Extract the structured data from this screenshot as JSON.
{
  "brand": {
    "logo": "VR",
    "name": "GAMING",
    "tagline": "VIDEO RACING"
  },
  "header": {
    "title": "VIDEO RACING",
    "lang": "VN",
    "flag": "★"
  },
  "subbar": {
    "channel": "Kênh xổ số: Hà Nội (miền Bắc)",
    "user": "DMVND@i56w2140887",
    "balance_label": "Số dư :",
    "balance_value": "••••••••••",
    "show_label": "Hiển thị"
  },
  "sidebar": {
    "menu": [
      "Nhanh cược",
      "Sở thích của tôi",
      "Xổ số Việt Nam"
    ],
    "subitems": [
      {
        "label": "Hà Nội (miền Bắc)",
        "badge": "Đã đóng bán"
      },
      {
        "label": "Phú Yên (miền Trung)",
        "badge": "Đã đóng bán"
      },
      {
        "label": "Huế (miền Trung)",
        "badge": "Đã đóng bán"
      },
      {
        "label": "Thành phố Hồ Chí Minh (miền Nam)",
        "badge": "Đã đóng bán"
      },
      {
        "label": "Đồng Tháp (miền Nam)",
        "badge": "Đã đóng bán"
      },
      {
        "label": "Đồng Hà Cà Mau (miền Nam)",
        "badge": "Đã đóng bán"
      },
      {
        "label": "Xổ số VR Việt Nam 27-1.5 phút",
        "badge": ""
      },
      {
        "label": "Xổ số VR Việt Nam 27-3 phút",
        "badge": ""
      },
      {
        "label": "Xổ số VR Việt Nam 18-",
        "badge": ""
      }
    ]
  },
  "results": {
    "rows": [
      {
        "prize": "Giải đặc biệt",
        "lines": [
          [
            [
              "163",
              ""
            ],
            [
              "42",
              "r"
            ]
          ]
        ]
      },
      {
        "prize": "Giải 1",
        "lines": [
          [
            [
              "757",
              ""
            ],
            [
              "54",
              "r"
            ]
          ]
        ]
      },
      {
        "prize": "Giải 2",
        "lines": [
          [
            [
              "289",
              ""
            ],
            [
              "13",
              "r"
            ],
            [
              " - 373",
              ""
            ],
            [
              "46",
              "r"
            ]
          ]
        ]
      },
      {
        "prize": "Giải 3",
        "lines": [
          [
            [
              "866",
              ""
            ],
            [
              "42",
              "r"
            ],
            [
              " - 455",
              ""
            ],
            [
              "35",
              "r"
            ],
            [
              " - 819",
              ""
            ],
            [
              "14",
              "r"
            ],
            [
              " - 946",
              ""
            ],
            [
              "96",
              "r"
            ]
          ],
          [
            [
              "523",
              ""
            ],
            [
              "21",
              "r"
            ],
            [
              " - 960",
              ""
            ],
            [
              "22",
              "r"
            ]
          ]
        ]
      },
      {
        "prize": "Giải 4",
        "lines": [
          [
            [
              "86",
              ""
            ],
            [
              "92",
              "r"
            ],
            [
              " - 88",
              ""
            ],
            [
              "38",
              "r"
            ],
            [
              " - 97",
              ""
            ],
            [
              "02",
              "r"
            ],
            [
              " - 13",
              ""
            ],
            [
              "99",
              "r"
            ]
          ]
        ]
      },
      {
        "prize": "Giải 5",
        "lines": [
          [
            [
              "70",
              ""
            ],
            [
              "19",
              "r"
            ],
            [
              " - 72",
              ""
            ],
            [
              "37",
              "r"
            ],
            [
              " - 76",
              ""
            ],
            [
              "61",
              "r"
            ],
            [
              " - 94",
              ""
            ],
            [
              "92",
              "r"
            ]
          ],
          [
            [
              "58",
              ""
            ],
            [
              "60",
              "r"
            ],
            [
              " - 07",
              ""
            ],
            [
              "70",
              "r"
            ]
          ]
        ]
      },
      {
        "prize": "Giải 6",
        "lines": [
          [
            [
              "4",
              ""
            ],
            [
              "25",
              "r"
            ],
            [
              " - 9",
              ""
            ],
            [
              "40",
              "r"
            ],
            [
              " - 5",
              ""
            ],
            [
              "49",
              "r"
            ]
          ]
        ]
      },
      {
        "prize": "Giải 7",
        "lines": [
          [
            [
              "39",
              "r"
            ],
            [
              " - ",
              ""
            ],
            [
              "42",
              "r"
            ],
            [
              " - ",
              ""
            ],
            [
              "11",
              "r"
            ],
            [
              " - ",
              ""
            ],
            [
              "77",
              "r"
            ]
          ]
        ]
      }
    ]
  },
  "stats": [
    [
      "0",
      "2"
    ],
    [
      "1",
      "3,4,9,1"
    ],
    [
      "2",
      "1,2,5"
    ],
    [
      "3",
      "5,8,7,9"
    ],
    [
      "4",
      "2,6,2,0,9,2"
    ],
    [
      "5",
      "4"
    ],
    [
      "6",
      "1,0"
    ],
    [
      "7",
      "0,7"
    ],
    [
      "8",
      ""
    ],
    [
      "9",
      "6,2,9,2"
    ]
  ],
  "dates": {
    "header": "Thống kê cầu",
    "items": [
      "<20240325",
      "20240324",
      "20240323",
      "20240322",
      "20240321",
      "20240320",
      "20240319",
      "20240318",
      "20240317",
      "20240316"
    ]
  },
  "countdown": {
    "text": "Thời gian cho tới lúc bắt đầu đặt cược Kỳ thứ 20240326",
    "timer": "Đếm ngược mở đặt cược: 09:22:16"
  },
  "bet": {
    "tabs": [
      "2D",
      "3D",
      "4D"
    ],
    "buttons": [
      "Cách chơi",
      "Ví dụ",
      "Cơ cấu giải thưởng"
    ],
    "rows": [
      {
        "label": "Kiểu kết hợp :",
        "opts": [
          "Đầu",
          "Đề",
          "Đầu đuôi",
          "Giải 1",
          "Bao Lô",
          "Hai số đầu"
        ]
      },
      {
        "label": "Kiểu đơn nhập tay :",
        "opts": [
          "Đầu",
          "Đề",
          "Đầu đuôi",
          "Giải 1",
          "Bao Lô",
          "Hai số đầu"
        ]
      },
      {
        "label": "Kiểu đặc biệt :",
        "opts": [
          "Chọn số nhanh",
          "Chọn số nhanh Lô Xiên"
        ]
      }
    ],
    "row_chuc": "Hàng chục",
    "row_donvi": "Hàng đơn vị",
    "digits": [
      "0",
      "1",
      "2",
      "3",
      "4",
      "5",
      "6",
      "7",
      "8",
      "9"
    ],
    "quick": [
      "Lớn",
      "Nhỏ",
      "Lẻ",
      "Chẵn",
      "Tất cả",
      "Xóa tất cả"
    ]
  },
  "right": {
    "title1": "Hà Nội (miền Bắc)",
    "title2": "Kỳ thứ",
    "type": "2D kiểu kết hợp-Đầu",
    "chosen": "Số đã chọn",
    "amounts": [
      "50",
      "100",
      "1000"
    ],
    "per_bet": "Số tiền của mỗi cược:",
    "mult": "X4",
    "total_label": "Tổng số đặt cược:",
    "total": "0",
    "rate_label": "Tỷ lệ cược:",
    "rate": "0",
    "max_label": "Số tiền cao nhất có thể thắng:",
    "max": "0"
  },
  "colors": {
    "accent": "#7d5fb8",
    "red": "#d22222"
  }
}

====

SET TASK - Extract each line from the listing above, please, and repeat it exactly.

RESPONSE -
Extract the structured data from this screenshot as JSON.
{
  "brand": {
    "logo": "VR",
    "name": "GAMING",
    "tagline": "VIDEO RACING"
  },
  "header": {
    "title": "VIDEO RACING",
    "lang": "VN",
    "flag": "★"
  },
  "subbar": {
    "channel": "Kênh xổ số: Hà Nội (miền Bắc)",
    "user": "DMVND@i56w2140887",
    "balance_label": "Số dư :",
    "balance_value": "••••••••••",
    "show_label": "Hiển thị"
  },
  "sidebar": {
    "menu": [
      "Nhanh cược",
      "Sở thích của tôi",
      "Xổ số Việt Nam"
    ],
    "subitems": [
      {
        "label": "Hà Nội (miền Bắc)",
        "badge": "Đã đóng bán"
      },
      {
        "label": "Phú Yên (miền Trung)",
        "badge": "Đã đóng bán"
      },
      {
        "label": "Huế (miền Trung)",
        "badge": "Đã đóng bán"
      },
      {
        "label": "Thành phố Hồ Chí Minh (miền Nam)",
        "badge": "Đã đóng bán"
      },
      {
        "label": "Đồng Tháp (miền Nam)",
        "badge": "Đã đóng bán"
      },
      {
        "label": "Đồng Hà Cà Mau (miền Nam)",
        "badge": "Đã đóng bán"
      },
      {
        "label": "Xổ số VR Việt Nam 27-1.5 phút",
        "badge": ""
      },
      {
        "label": "Xổ số VR Việt Nam 27-3 phút",
        "badge": ""
      },
      {
        "label": "Xổ số VR Việt Nam 18-",
        "badge": ""
      }
    ]
  },
  "results": {
    "rows": [
      {
        "prize": "Giải đặc biệt",
        "lines": [
          [
            [
              "163",
              ""
            ],
            [
              "42",
              "r"
            ]
          ]
        ]
      },
      {
        "prize": "Giải 1",
        "lines": [
          [
            [
              "757",
              ""
            ],
            [
              "54",
              "r"
            ]
          ]
        ]
      },
      {
        "prize": "Giải 2",
        "lines": [
          [
            [
              "289",
              ""
            ],
            [
              "13",
              "r"
            ],
            [
              " - 373",
              ""
            ],
            [
              "46",
              "r"
            ]
          ]
        ]
      },
      {
        "prize": "Giải 3",
        "lines": [
          [
            [
              "866",
              ""
            ],
            [
              "42",
              "r"
            ],
            [
              " - 455",
              ""
            ],
            [
              "35",
              "r"
            ],
            [
              " - 819",
              ""
            ],
            [
              "14",
              "r"
            ],
            [
              " - 946",
              ""
            ],
            [
              "96",
              "r"
            ]
          ],
          [
            [
              "523",
              ""
            ],
            [
              "21",
              "r"
            ],
            [
              " - 960",
              ""
            ],
            [
              "22",
              "r"
            ]
          ]
        ]
      },
      {
        "prize": "Giải 4",
        "lines": [
          [
            [
              "86",
              ""
            ],
            [
              "92",
              "r"
            ],
            [
              " - 88",
              ""
            ],
            [
              "38",
              "r"
            ],
            [
              " - 97",
              ""
            ],
            [
              "02",
              "r"
            ],
            [
              " - 13",
              ""
            ],
            [
              "99",
              "r"
            ]
          ]
        ]
      },
      {
        "prize": "Giải 5",
        "lines": [
          [
            [
              "70",
              ""
            ],
            [
              "19",
              "r"
            ],
            [
              " - 72",
              ""
            ],
            [
              "37",
              "r"
            ],
            [
              " - 76",
              ""
            ],
            [
              "61",
              "r"
            ],
            [
              " - 94",
              ""
            ],
            [
              "92",
              "r"
            ]
          ],
          [
            [
              "58",
              ""
            ],
            [
              "60",
              "r"
            ],
            [
              " - 07",
              ""
            ],
            [
              "70",
              "r"
            ]
          ]
        ]
      },
      {
        "prize": "Giải 6",
        "lines": [
          [
            [
              "4",
              ""
            ],
            [
              "25",
              "r"
            ],
            [
              " - 9",
              ""
            ],
            [
              "40",
              "r"
            ],
            [
              " - 5",
              ""
            ],
            [
              "49",
              "r"
            ]
          ]
        ]
      },
      {
        "prize": "Giải 7",
        "lines": [
          [
            [
              "39",
              "r"
            ],
            [
              " - ",
              ""
            ],
            [
              "42",
              "r"
            ],
            [
              " - ",
              ""
            ],
            [
              "11",
              "r"
            ],
            [
              " - ",
              ""
            ],
            [
              "77",
              "r"
            ]
          ]
        ]
      }
    ]
  },
  "stats": [
    [
      "0",
      "2"
    ],
    [
      "1",
      "3,4,9,1"
    ],
    [
      "2",
      "1,2,5"
    ],
    [
      "3",
      "5,8,7,9"
    ],
    [
      "4",
      "2,6,2,0,9,2"
    ],
    [
      "5",
      "4"
    ],
    [
      "6",
      "1,0"
    ],
    [
      "7",
      "0,7"
    ],
    [
      "8",
      ""
    ],
    [
      "9",
      "6,2,9,2"
    ]
  ],
  "dates": {
    "header": "Thống kê cầu",
    "items": [
      "<20240325",
      "20240324",
      "20240323",
      "20240322",
      "20240321",
      "20240320",
      "20240319",
      "20240318",
      "20240317",
      "20240316"
    ]
  },
  "countdown": {
    "text": "Thời gian cho tới lúc bắt đầu đặt cược Kỳ thứ 20240326",
    "timer": "Đếm ngược mở đặt cược: 09:22:16"
  },
  "bet": {
    "tabs": [
      "2D",
      "3D",
      "4D"
    ],
    "buttons": [
      "Cách chơi",
      "Ví dụ",
      "Cơ cấu giải thưởng"
    ],
    "rows": [
      {
        "label": "Kiểu kết hợp :",
        "opts": [
          "Đầu",
          "Đề",
          "Đầu đuôi",
          "Giải 1",
          "Bao Lô",
          "Hai số đầu"
        ]
      },
      {
        "label": "Kiểu đơn nhập tay :",
        "opts": [
          "Đầu",
          "Đề",
          "Đầu đuôi",
          "Giải 1",
          "Bao Lô",
          "Hai số đầu"
        ]
      },
      {
        "label": "Kiểu đặc biệt :",
        "opts": [
          "Chọn số nhanh",
          "Chọn số nhanh Lô Xiên"
        ]
      }
    ],
    "row_chuc": "Hàng chục",
    "row_donvi": "Hàng đơn vị",
    "digits": [
      "0",
      "1",
      "2",
      "3",
      "4",
      "5",
      "6",
      "7",
      "8",
      "9"
    ],
    "quick": [
      "Lớn",
      "Nhỏ",
      "Lẻ",
      "Chẵn",
      "Tất cả",
      "Xóa tất cả"
    ]
  },
  "right": {
    "title1": "Hà Nội (miền Bắc)",
    "title2": "Kỳ thứ",
    "type": "2D kiểu kết hợp-Đầu",
    "chosen": "Số đã chọn",
    "amounts": [
      "50",
      "100",
      "1000"
    ],
    "per_bet": "Số tiền của mỗi cược:",
    "mult": "X4",
    "total_label": "Tổng số đặt cược:",
    "total": "0",
    "rate_label": "Tỷ lệ cược:",
    "rate": "0",
    "max_label": "Số tiền cao nhất có thể thắng:",
    "max": "0"
  },
  "colors": {
    "accent": "#7d5fb8",
    "red": "#d22222"
  }
}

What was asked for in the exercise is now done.